**EXERCISE DATA**
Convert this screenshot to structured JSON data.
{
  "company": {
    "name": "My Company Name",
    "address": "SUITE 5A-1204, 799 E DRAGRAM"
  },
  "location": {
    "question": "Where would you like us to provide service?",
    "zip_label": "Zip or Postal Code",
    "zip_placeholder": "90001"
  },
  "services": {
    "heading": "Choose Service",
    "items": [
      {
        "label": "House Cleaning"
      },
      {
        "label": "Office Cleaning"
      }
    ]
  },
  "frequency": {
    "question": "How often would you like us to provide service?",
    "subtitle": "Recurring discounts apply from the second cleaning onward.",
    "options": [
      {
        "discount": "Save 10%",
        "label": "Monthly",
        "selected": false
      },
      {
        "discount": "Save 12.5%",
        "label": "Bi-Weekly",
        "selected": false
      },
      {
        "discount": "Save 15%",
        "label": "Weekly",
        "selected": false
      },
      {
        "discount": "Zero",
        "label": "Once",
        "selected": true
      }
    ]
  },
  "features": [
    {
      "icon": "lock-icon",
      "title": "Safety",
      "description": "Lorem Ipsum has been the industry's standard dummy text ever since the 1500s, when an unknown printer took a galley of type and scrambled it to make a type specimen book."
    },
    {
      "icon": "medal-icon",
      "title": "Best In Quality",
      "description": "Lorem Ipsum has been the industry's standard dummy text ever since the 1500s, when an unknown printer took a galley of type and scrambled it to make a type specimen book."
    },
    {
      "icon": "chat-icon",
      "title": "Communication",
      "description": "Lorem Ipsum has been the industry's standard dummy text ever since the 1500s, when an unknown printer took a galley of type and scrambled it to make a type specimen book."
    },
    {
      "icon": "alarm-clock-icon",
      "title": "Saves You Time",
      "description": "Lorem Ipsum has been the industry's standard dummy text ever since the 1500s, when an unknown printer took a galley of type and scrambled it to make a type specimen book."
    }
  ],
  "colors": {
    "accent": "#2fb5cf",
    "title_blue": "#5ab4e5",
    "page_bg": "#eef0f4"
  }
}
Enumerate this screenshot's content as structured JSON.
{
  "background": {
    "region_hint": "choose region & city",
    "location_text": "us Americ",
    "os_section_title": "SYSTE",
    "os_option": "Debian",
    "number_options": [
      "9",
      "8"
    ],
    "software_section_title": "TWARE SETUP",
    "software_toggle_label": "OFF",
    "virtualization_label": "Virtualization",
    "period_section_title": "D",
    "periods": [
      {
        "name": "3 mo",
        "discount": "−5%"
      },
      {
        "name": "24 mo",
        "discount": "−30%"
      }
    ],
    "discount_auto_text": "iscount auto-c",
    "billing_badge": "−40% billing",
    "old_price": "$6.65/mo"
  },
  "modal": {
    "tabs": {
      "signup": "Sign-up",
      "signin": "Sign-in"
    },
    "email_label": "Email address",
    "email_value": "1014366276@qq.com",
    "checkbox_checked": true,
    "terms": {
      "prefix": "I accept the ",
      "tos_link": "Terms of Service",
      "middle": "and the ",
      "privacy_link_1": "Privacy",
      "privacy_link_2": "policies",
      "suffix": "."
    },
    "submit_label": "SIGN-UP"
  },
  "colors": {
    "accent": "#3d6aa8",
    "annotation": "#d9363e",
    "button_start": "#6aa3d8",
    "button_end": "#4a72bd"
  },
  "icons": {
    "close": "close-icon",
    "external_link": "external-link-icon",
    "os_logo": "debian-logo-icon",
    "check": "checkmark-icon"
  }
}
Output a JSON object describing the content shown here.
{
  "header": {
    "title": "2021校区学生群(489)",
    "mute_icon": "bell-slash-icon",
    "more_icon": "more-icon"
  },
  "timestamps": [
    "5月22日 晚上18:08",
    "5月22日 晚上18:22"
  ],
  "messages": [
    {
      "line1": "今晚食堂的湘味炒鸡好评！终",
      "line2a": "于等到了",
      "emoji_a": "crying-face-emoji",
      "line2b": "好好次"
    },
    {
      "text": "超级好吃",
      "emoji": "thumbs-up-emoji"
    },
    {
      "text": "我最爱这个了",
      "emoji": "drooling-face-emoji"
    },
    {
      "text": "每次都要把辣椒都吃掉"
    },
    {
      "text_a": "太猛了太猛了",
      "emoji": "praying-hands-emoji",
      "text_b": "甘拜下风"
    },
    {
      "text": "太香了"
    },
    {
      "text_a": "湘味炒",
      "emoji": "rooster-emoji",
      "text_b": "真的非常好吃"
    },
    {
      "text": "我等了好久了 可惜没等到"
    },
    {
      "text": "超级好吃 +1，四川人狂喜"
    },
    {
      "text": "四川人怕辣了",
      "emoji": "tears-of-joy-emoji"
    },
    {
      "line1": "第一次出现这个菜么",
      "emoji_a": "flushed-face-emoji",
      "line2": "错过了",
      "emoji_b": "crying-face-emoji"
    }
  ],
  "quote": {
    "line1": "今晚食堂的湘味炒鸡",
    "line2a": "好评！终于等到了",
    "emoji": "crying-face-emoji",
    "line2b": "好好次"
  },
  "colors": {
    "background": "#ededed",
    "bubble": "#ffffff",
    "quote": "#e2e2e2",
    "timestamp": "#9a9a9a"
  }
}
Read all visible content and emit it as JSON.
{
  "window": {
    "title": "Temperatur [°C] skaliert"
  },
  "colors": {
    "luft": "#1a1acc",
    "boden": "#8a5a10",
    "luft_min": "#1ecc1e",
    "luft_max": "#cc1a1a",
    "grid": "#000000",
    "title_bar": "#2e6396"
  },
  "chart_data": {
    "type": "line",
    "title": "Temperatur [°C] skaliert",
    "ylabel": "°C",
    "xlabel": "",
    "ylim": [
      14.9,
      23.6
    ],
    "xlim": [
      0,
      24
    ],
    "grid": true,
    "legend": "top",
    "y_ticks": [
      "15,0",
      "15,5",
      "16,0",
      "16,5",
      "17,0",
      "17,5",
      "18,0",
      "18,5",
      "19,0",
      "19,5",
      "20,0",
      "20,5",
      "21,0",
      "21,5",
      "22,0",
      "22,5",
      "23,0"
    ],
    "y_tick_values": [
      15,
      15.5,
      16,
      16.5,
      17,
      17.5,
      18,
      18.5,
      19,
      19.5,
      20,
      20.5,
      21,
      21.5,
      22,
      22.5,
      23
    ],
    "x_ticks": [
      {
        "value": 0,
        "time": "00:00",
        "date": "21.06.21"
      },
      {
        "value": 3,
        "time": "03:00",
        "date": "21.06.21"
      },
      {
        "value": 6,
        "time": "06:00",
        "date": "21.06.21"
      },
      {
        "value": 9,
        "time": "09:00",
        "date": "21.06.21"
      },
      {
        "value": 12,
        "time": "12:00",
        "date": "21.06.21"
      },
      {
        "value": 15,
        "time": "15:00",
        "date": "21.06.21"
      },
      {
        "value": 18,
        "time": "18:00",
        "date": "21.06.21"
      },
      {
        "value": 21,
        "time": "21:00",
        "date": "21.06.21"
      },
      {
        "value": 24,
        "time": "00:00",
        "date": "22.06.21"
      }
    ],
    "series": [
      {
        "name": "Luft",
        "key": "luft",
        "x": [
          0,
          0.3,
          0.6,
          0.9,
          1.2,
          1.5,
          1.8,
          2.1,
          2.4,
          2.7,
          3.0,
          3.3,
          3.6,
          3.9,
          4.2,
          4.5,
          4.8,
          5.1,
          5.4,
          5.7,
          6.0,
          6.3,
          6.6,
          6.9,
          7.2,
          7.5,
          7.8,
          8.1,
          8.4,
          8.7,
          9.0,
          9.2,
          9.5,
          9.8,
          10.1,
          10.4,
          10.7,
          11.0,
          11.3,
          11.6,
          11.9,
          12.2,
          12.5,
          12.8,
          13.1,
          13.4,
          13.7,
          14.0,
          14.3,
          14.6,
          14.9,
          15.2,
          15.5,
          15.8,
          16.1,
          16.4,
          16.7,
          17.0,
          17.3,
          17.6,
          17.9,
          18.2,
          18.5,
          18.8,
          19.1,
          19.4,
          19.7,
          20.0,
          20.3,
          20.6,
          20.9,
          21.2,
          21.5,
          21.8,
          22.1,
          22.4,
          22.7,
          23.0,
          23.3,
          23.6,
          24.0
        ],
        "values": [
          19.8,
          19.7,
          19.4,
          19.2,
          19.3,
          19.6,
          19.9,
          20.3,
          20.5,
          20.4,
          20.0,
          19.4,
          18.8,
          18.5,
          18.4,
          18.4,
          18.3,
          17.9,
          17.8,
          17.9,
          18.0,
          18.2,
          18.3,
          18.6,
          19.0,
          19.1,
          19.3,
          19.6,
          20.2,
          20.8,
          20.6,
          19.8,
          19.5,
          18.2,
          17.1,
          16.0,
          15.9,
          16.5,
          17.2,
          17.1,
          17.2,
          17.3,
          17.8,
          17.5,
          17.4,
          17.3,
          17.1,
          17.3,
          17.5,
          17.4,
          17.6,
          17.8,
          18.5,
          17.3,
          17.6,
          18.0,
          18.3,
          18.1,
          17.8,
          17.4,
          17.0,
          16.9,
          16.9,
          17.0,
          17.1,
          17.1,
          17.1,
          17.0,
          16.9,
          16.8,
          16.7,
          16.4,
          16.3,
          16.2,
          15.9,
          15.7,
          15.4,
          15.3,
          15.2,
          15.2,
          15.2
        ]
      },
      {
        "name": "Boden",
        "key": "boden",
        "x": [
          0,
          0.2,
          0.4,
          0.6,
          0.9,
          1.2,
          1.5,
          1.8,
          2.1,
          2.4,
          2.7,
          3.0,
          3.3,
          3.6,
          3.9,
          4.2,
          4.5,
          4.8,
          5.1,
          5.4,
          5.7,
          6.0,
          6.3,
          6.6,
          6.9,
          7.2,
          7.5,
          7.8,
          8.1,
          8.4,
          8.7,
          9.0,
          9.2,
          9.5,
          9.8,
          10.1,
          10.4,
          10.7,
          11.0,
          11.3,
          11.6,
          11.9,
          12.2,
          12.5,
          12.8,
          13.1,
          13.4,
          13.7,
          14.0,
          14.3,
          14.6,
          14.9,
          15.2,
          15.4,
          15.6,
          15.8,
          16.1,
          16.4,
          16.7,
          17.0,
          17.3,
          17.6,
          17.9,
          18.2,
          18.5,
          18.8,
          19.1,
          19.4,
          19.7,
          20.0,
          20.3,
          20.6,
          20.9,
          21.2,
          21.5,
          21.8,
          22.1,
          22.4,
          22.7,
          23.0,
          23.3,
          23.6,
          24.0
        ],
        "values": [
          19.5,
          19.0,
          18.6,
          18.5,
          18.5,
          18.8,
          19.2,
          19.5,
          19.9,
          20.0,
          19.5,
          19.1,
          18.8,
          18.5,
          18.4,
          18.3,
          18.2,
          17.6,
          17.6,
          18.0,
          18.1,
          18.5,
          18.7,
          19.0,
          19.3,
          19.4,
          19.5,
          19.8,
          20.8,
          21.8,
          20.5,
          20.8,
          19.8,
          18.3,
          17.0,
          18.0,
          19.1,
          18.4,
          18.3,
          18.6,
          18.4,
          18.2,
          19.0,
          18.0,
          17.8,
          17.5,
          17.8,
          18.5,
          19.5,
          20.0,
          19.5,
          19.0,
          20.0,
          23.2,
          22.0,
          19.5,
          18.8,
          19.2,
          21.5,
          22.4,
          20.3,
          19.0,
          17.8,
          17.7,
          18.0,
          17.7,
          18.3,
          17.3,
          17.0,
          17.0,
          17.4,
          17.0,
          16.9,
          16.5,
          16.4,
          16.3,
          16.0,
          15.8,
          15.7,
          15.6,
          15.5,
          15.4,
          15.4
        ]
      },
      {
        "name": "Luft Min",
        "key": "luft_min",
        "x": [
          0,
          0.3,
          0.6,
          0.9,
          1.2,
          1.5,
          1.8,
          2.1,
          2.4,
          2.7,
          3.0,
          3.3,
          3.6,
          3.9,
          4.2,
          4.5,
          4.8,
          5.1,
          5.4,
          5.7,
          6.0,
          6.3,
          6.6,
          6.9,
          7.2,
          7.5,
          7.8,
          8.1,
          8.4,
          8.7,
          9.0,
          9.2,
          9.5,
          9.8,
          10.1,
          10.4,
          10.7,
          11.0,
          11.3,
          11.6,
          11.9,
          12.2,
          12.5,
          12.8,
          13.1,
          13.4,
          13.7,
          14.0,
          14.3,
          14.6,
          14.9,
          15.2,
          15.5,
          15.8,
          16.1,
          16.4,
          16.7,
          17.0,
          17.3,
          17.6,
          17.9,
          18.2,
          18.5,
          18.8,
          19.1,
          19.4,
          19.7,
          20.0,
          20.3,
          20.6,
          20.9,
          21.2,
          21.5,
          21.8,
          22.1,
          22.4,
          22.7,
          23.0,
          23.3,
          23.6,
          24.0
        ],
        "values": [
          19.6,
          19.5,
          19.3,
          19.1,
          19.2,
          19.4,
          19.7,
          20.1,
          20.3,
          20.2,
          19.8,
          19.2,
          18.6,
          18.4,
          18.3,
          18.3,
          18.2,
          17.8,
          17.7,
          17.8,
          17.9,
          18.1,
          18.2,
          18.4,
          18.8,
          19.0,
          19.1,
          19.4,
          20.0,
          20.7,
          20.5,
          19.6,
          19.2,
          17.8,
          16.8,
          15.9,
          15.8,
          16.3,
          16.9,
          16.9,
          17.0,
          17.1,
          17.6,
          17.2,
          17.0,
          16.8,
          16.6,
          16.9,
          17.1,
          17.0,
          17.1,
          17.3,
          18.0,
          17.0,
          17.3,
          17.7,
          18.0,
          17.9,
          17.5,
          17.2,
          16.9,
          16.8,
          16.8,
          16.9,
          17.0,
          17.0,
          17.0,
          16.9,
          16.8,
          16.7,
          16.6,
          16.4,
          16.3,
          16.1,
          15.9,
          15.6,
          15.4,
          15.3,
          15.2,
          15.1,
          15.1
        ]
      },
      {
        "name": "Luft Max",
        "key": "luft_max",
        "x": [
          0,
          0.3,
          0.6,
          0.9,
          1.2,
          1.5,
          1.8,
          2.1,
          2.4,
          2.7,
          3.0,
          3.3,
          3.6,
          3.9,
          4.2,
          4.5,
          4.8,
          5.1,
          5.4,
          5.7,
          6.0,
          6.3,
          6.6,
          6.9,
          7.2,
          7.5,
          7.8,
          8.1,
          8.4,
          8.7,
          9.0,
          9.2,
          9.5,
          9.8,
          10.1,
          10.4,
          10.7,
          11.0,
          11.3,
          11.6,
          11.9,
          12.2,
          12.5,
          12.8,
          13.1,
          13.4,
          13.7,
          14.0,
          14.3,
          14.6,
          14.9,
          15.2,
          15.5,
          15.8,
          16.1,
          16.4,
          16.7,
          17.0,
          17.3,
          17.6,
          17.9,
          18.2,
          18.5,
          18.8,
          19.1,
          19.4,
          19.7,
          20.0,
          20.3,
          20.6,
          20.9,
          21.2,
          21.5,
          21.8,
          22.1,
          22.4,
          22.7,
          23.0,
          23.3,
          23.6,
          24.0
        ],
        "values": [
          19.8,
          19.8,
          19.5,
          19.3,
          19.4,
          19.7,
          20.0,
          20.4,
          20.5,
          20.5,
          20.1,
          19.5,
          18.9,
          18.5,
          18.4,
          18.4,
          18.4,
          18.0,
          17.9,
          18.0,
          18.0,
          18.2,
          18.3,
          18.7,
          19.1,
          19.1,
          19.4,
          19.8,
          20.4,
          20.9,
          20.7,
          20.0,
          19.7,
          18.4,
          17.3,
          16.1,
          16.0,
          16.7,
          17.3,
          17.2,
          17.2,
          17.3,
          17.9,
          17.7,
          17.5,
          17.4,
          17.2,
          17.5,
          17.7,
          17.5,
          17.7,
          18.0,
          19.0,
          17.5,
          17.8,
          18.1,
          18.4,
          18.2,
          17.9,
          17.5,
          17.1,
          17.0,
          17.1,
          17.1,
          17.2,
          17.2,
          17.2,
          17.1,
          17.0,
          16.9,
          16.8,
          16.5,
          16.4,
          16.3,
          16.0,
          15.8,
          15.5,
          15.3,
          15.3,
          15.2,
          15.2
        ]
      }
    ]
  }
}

**WHAT THE TASK ASKS**
Return solely the number of lines in the data that include the word "face".

**EXERCISE RESPONSE**
5